**Consigna:** Prolonga el texto sobre la monja Elena Chain Curi a partir de su última oración.

**Documento fuente:**
Ha muerto Elena Chain Curi, monja de población. Dudo que alguna vez haya salido su nombre en la prensa. Pudo haber sido noticia, de haberse cumplido contra ella el balazo con que la amenazaron durante la dictadura. No sé. Los diarios de la época “estaban en otra”. Este domingo sepultamos a una mujer que no fue una monja cualquiera. Fue una monja de población.

El año 1965 –puede ser que me equivoque en la fecha- el personal pastoral de la iglesia de Santiago puso en un gran papelógrafo el mapa de la ciudad. En él se destacaba con pinchos dónde se ubicaba el clero y las religiosas. La gran mayoría se concentraba en los sectores pudientes de Santiago. A impulsos del Concilio Vaticano II, tras constatarse esta injusta distribución de los consagrados, las religiosas iniciaron un éxodo masivo a las poblaciones más pobres. Dejaron los colegios de clase alta. Partieron a meter las botas en el barro.

Desde entonces hasta hoy, estas monjas lo han sido todo: enfermera, dirigenta poblacional, caudilla, educadora, jefa de la olla común, catequista, vendedora de bingos, profesora en tejidos en arpillera, rondín, confidente, sacerdote y mamá. Han ido donde nadie va. No han estado pendientes de que alguien diga de ellas son  “santas” o algo así. Su concentración en el prójimo ha sido total. A los largo de estos años se corrió la bola. Los perseguidos, los hambrientos, los enfermos, los drogadictos, los alcohólicos, las embarazadas adolescentes, los inmigrantes, los sin techo, cualquiera, se ha refugiado en sus casas. Allí ha recibido una taza de té, un pan con margarina y cariño, mucho oído y amparo. ¿Cuántos niños han hecho las tareas en sus casas? ¿A cuántos ancianos estas mujeres les han comprado los bonos de Fonasa y acompañado en la cola del doctor? Las poblaciones que han contado con una Elena Chaín, han podido pasar el invierno protegidas.

**Datos extraídos:**
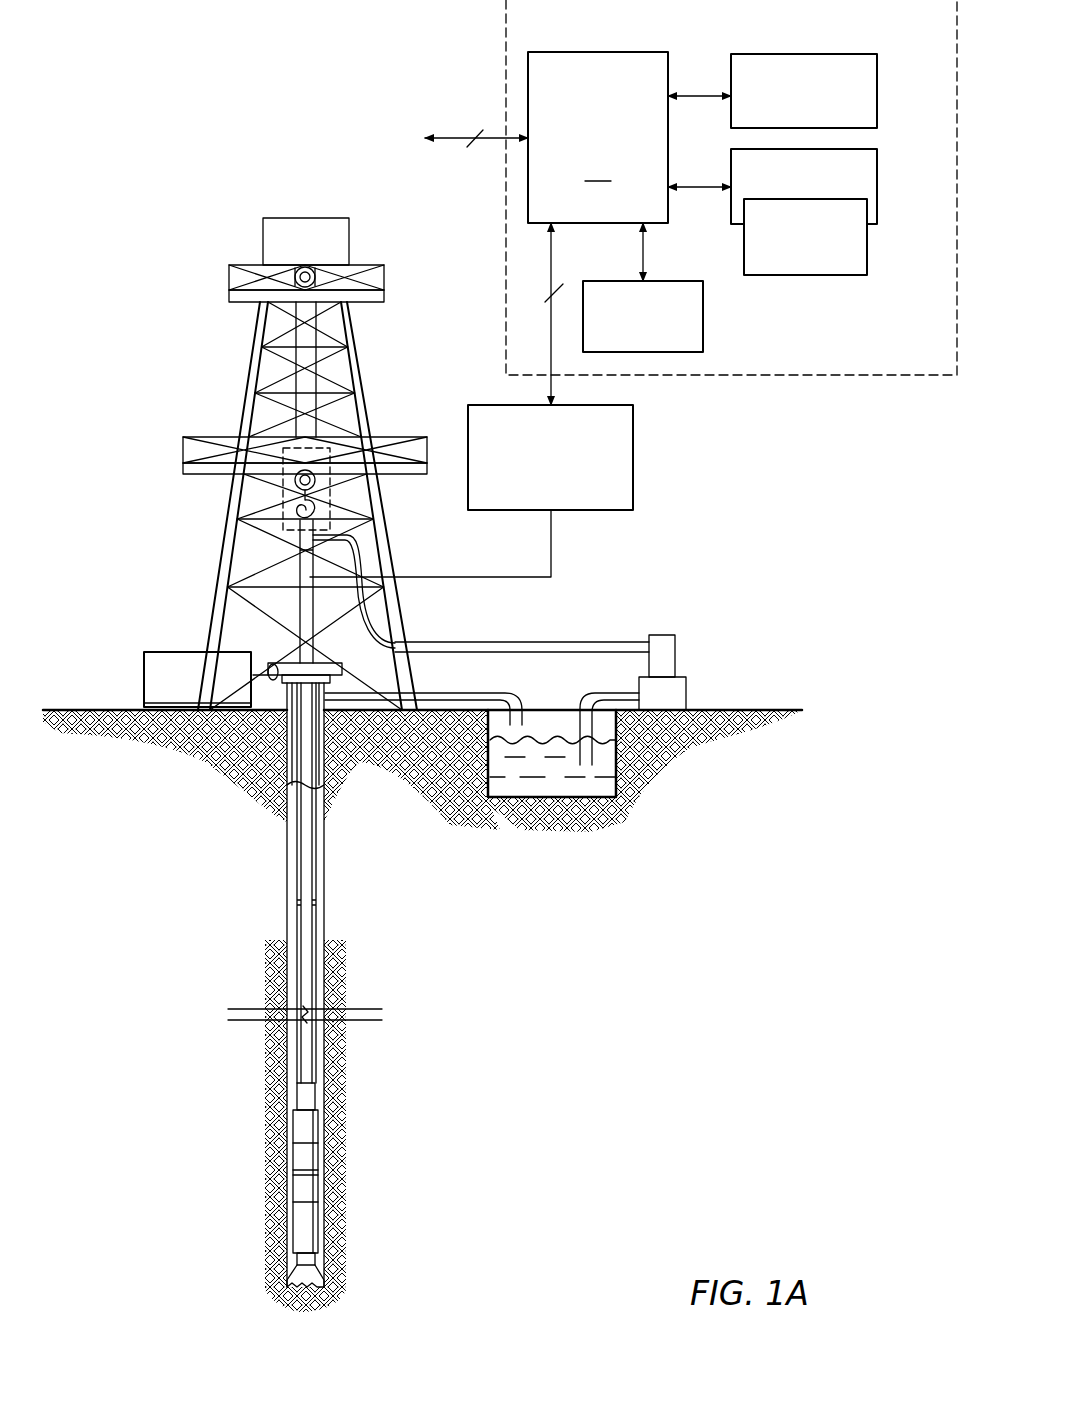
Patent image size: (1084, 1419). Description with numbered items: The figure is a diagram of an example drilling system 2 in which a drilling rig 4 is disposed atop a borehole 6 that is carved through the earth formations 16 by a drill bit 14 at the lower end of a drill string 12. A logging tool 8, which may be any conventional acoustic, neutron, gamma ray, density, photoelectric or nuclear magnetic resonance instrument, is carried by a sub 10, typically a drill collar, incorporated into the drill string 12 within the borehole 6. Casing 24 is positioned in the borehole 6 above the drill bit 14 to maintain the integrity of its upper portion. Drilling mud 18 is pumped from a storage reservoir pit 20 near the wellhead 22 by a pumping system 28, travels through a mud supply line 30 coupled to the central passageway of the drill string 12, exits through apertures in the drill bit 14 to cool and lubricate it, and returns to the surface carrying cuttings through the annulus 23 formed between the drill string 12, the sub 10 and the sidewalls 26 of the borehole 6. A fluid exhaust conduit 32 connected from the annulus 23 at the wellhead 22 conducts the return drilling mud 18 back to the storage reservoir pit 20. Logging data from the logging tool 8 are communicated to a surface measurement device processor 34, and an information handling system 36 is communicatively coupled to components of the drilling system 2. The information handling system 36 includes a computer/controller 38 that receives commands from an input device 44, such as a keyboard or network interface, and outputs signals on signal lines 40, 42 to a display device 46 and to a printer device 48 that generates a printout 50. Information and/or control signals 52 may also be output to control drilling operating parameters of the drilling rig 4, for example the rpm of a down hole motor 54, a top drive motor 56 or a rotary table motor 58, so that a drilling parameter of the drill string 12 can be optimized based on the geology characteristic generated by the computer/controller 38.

The drilling system 2 is at (172, 122).
The drilling rig 4 is at (190, 350).
The borehole 6 is at (324, 918).
The logging tool 8 is at (316, 1124).
The sub 10 is at (302, 1232).
The drill string 12 is at (298, 1052).
The drill bit 14 is at (313, 1296).
The earth formations 16 is at (337, 1285).
The drilling mud 18 is at (292, 956).
The storage reservoir pit 20 is at (532, 800).
The wellhead 22 is at (462, 673).
The annulus 23 is at (292, 1125).
The casing 24 is at (297, 768).
The sidewalls 26 is at (324, 966).
The pumping system 28 is at (676, 655).
The mud supply line 30 is at (622, 642).
The fluid exhaust conduit 32 is at (521, 693).
The surface measurement device processor 34 is at (633, 441).
The information handling system 36 is at (830, 375).
The computer/controller 38 is at (598, 137).
The signal lines 40 is at (696, 96).
The signal lines 42 is at (703, 188).
The input device 44 is at (703, 303).
The display device 46 is at (877, 70).
The printer device 48 is at (877, 176).
The printout 50 is at (867, 248).
The information and/or control signals 52 is at (452, 138).
The down hole motor 54 is at (313, 1185).
The top drive motor 56 is at (287, 493).
The rotary table motor 58 is at (143, 672).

**Respuesta:**
Esta monja de la congregación del Amor Misericordioso las representa a todas. La recuerdan con lágrimas en El Montijo, Cerro Navia… Participó en la Toma de Peñalolén y fundó allí la comunidad Enrique Alvear. Con tenacidad y alegría, enseñó a los adultos a leer la Biblia. La desconocían. Apenas siquiera juntaban palabras. Ella no hizo distinción entre casados y re-casados. Tampoco entre los que tenían fe y los que no. Trató a los demás como a iguales. Todos aprendieron de ella a levantar la cabeza, a no anularse ante nadie, a vivir con dignidad. Su casa era un entrar y salir de gente. Los últimos años, ya vieja y enferma, sobrecargada de penas ajenas, llegaba a la misa envuelta en lanas. Poco después, a los ochenta años, partió sonriente de misionera a La Serena. Iba llena de entusiasmo. Desde hoy en adelante su comunidad de base de Peñalolén, en cada eucaristía, seguirá pidiéndole salud, calefacción, monedas para la locomoción y, más que nada, su sabiduría y su esperanza.

¿Por qué todo este recuerdo? Bien podría guardarme un reconocimiento que tiene mucho de personal. También podría ahorrarme estas palabras de elogio a una generación de religiosas con quienes re-comenzó el cristianismo. La Vicaría de la Solidaridad y las monjas de población, en mi opinión, son lo mejor de la Iglesia chilena del post-concilio. Esta es la Iglesia de los pobres conque soñaron Hurtado y Manuel Larraín, Medellín y la Teología de la liberación. Hago este recuerdo porque, aunque la historia nunca se repite, el país y la misma Iglesia necesitan faros que indiquen cómo, y cómo no, se crece en humanidad.